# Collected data
┄┄┄┄┄┄┄┄┄┄┄┄┄┄┄┄┄┄┄┄

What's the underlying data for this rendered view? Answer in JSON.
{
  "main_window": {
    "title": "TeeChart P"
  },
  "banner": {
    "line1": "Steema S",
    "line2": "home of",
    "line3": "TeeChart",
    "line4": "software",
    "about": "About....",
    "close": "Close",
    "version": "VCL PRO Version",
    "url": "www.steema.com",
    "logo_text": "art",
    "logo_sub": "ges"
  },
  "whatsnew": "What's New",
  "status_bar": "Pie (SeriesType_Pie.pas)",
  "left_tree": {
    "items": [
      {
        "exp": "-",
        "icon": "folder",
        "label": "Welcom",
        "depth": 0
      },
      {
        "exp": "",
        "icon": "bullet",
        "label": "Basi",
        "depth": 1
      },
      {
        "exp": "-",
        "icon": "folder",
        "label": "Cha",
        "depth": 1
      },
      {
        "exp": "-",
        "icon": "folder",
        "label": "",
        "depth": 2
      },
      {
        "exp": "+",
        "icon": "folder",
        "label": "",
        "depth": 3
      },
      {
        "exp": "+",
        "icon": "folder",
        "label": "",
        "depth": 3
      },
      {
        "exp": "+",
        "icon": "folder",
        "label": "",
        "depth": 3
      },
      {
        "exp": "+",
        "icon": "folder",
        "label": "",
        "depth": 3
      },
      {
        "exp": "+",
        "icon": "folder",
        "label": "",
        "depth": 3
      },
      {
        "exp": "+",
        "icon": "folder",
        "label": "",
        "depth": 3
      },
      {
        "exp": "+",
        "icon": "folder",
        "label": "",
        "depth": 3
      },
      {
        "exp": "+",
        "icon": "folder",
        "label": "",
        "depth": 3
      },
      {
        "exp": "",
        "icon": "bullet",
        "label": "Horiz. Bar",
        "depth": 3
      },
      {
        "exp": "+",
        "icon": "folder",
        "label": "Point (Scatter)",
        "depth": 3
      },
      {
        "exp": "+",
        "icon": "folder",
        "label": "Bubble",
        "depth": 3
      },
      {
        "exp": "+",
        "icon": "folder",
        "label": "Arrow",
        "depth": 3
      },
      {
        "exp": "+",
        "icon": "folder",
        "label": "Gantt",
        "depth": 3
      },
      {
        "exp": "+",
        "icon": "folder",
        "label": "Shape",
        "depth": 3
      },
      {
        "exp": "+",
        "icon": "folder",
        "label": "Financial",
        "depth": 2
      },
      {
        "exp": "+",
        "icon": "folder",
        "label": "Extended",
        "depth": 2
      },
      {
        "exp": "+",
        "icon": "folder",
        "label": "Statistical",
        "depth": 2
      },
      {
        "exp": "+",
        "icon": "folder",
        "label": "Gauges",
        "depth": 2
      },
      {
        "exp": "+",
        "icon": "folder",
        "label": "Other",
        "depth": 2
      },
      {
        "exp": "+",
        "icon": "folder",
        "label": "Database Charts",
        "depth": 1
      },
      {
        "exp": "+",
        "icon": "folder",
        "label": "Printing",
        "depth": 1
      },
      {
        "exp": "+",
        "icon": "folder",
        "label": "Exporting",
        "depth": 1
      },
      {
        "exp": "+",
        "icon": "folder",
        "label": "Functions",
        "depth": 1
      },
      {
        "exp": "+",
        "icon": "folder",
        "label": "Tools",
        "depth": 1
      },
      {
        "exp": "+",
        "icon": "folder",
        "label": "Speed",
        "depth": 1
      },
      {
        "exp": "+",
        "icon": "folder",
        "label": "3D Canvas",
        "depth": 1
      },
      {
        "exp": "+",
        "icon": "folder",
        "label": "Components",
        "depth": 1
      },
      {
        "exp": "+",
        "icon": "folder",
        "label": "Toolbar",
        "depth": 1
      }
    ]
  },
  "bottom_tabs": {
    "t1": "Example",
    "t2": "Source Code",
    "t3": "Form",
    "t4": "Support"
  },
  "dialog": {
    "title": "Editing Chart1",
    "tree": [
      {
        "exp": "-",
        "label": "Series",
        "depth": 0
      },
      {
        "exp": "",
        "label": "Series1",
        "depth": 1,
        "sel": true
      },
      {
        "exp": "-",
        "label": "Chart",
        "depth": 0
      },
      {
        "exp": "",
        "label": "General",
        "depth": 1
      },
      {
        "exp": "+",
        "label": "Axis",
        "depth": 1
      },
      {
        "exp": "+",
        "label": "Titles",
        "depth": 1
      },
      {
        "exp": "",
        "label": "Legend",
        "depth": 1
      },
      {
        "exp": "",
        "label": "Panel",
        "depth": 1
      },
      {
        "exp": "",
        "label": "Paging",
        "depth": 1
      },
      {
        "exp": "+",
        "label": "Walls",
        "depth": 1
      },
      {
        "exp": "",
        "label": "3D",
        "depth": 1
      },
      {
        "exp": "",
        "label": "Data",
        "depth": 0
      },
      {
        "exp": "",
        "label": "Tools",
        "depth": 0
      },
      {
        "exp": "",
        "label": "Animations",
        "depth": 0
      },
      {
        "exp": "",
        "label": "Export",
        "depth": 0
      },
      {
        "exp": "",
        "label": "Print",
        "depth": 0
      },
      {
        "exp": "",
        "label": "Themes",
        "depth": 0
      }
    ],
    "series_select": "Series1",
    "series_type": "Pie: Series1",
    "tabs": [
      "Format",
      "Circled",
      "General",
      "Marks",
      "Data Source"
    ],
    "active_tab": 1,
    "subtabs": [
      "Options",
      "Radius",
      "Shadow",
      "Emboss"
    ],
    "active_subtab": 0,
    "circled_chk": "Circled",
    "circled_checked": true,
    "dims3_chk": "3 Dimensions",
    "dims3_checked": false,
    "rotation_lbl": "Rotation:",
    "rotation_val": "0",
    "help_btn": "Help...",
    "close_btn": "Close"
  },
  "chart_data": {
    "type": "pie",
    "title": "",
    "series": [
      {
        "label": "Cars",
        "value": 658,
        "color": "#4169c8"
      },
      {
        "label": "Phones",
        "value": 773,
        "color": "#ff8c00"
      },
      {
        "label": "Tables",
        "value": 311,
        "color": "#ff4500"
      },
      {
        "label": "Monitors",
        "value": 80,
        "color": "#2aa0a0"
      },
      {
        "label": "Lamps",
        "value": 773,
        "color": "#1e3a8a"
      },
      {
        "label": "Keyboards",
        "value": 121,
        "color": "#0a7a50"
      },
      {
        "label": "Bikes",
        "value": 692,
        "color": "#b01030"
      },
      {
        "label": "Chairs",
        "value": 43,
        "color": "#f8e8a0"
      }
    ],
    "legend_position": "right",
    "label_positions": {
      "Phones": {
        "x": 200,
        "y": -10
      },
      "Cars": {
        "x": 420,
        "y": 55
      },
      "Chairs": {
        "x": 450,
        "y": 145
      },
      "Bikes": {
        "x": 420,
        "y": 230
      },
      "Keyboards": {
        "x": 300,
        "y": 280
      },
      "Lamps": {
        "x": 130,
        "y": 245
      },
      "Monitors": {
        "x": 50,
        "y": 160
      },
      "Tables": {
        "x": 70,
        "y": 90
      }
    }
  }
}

┄┄┄┄┄┄┄┄┄┄┄┄┄┄┄┄┄┄┄┄

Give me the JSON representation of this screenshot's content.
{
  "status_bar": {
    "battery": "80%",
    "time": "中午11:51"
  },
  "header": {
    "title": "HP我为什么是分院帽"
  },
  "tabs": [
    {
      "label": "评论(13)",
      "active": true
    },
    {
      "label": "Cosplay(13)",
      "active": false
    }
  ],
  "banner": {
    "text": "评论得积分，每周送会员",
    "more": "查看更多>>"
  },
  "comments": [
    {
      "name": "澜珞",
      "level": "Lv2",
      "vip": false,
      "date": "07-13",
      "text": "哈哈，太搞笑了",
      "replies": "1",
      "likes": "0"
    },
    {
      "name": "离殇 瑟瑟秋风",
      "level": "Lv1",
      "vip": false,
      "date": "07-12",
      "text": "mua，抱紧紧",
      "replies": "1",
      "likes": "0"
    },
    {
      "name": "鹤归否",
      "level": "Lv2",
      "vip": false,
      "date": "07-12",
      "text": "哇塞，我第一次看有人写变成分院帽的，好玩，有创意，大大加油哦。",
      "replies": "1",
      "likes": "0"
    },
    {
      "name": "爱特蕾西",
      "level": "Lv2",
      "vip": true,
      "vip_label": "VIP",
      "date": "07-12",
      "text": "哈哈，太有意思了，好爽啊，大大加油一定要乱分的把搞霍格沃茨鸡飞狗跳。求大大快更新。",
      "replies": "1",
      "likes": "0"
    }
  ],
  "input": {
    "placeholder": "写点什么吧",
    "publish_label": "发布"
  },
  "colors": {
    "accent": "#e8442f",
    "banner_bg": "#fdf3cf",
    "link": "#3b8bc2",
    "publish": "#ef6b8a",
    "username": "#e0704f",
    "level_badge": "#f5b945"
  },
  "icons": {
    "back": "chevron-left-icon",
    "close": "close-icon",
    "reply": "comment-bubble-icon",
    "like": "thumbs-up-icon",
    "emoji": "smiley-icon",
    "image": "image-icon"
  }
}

┄┄┄┄┄┄┄┄┄┄┄┄┄┄┄┄┄┄┄┄

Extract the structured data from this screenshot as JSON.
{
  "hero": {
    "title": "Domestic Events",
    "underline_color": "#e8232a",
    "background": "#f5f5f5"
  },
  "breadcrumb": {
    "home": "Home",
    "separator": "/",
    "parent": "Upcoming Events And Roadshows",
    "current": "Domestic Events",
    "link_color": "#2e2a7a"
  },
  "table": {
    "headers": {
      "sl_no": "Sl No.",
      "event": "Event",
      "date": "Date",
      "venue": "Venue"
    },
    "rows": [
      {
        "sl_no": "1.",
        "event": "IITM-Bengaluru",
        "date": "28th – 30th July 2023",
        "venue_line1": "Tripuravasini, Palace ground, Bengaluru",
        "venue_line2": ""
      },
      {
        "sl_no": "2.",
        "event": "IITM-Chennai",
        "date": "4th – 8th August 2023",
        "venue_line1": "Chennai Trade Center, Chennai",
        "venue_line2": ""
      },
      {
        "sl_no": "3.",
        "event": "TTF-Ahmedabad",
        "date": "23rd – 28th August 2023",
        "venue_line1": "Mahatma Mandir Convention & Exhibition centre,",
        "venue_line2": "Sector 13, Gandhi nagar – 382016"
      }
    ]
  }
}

┄┄┄┄┄┄┄┄┄┄┄┄┄┄┄┄┄┄┄┄

# Task directions
Copy out all lines that carry the word "value".

# Written answer
        "value": 658,
        "value": 773,
        "value": 311,
        "value": 80,
        "value": 773,
        "value": 121,
        "value": 692,
        "value": 43,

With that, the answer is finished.